▶ WHAT THIS TASK INVOLVES: Your task is to repeat all of the material exactly.

▶ LISTED RECORDS:
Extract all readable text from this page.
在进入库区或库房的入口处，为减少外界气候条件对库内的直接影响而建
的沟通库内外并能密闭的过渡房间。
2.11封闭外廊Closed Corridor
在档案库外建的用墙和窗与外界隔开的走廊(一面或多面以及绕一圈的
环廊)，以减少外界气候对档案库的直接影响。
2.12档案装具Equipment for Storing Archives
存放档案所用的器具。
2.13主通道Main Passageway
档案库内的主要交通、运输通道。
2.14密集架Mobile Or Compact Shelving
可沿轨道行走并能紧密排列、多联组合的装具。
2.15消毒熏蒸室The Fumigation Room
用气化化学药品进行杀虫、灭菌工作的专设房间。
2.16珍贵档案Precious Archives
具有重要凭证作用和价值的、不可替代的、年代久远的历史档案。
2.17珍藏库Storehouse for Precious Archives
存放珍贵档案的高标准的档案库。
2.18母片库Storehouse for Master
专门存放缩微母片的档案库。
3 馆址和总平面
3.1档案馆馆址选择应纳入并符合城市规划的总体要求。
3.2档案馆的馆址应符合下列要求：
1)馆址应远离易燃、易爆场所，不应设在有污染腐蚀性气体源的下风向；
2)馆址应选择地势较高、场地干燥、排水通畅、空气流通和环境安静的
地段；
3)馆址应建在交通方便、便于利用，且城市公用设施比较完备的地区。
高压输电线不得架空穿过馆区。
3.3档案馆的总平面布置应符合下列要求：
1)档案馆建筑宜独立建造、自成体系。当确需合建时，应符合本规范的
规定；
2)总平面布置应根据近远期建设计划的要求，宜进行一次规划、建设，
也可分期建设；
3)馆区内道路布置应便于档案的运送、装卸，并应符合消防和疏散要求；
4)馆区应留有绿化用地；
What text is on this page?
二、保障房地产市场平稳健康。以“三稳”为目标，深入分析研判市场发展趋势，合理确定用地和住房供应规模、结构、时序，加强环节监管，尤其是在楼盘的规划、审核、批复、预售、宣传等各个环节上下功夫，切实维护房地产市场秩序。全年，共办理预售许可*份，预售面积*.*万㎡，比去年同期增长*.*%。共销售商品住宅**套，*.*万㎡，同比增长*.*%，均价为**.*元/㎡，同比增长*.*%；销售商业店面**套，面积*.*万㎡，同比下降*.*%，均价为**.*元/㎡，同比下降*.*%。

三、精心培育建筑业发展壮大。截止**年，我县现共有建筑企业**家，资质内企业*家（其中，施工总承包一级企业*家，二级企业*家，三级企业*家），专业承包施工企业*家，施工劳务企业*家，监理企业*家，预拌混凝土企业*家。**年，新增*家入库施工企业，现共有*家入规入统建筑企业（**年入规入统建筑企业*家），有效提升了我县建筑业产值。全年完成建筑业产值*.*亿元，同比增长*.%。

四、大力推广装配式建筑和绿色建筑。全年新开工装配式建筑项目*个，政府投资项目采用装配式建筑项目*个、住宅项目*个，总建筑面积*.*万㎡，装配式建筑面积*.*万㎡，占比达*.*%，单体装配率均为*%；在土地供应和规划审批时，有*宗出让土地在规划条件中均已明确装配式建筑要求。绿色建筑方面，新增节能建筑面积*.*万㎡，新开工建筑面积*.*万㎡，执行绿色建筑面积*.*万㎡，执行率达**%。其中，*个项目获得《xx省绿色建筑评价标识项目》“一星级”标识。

▶ IN RESPONSE:
Extract all readable text from this page.
在进入库区或库房的入口处，为减少外界气候条件对库内的直接影响而建
的沟通库内外并能密闭的过渡房间。
2.11封闭外廊Closed Corridor
在档案库外建的用墙和窗与外界隔开的走廊(一面或多面以及绕一圈的
环廊)，以减少外界气候对档案库的直接影响。
2.12档案装具Equipment for Storing Archives
存放档案所用的器具。
2.13主通道Main Passageway
档案库内的主要交通、运输通道。
2.14密集架Mobile Or Compact Shelving
可沿轨道行走并能紧密排列、多联组合的装具。
2.15消毒熏蒸室The Fumigation Room
用气化化学药品进行杀虫、灭菌工作的专设房间。
2.16珍贵档案Precious Archives
具有重要凭证作用和价值的、不可替代的、年代久远的历史档案。
2.17珍藏库Storehouse for Precious Archives
存放珍贵档案的高标准的档案库。
2.18母片库Storehouse for Master
专门存放缩微母片的档案库。
3 馆址和总平面
3.1档案馆馆址选择应纳入并符合城市规划的总体要求。
3.2档案馆的馆址应符合下列要求：
1)馆址应远离易燃、易爆场所，不应设在有污染腐蚀性气体源的下风向；
2)馆址应选择地势较高、场地干燥、排水通畅、空气流通和环境安静的
地段；
3)馆址应建在交通方便、便于利用，且城市公用设施比较完备的地区。
高压输电线不得架空穿过馆区。
3.3档案馆的总平面布置应符合下列要求：
1)档案馆建筑宜独立建造、自成体系。当确需合建时，应符合本规范的
规定；
2)总平面布置应根据近远期建设计划的要求，宜进行一次规划、建设，
也可分期建设；
3)馆区内道路布置应便于档案的运送、装卸，并应符合消防和疏散要求；
4)馆区应留有绿化用地；
What text is on this page?
二、保障房地产市场平稳健康。以“三稳”为目标，深入分析研判市场发展趋势，合理确定用地和住房供应规模、结构、时序，加强环节监管，尤其是在楼盘的规划、审核、批复、预售、宣传等各个环节上下功夫，切实维护房地产市场秩序。全年，共办理预售许可*份，预售面积*.*万㎡，比去年同期增长*.*%。共销售商品住宅**套，*.*万㎡，同比增长*.*%，均价为**.*元/㎡，同比增长*.*%；销售商业店面**套，面积*.*万㎡，同比下降*.*%，均价为**.*元/㎡，同比下降*.*%。

三、精心培育建筑业发展壮大。截止**年，我县现共有建筑企业**家，资质内企业*家（其中，施工总承包一级企业*家，二级企业*家，三级企业*家），专业承包施工企业*家，施工劳务企业*家，监理企业*家，预拌混凝土企业*家。**年，新增*家入库施工企业，现共有*家入规入统建筑企业（**年入规入统建筑企业*家），有效提升了我县建筑业产值。全年完成建筑业产值*.*亿元，同比增长*.%。

四、大力推广装配式建筑和绿色建筑。全年新开工装配式建筑项目*个，政府投资项目采用装配式建筑项目*个、住宅项目*个，总建筑面积*.*万㎡，装配式建筑面积*.*万㎡，占比达*.*%，单体装配率均为*%；在土地供应和规划审批时，有*宗出让土地在规划条件中均已明确装配式建筑要求。绿色建筑方面，新增节能建筑面积*.*万㎡，新开工建筑面积*.*万㎡，执行绿色建筑面积*.*万㎡，执行率达**%。其中，*个项目获得《xx省绿色建筑评价标识项目》“一星级”标识。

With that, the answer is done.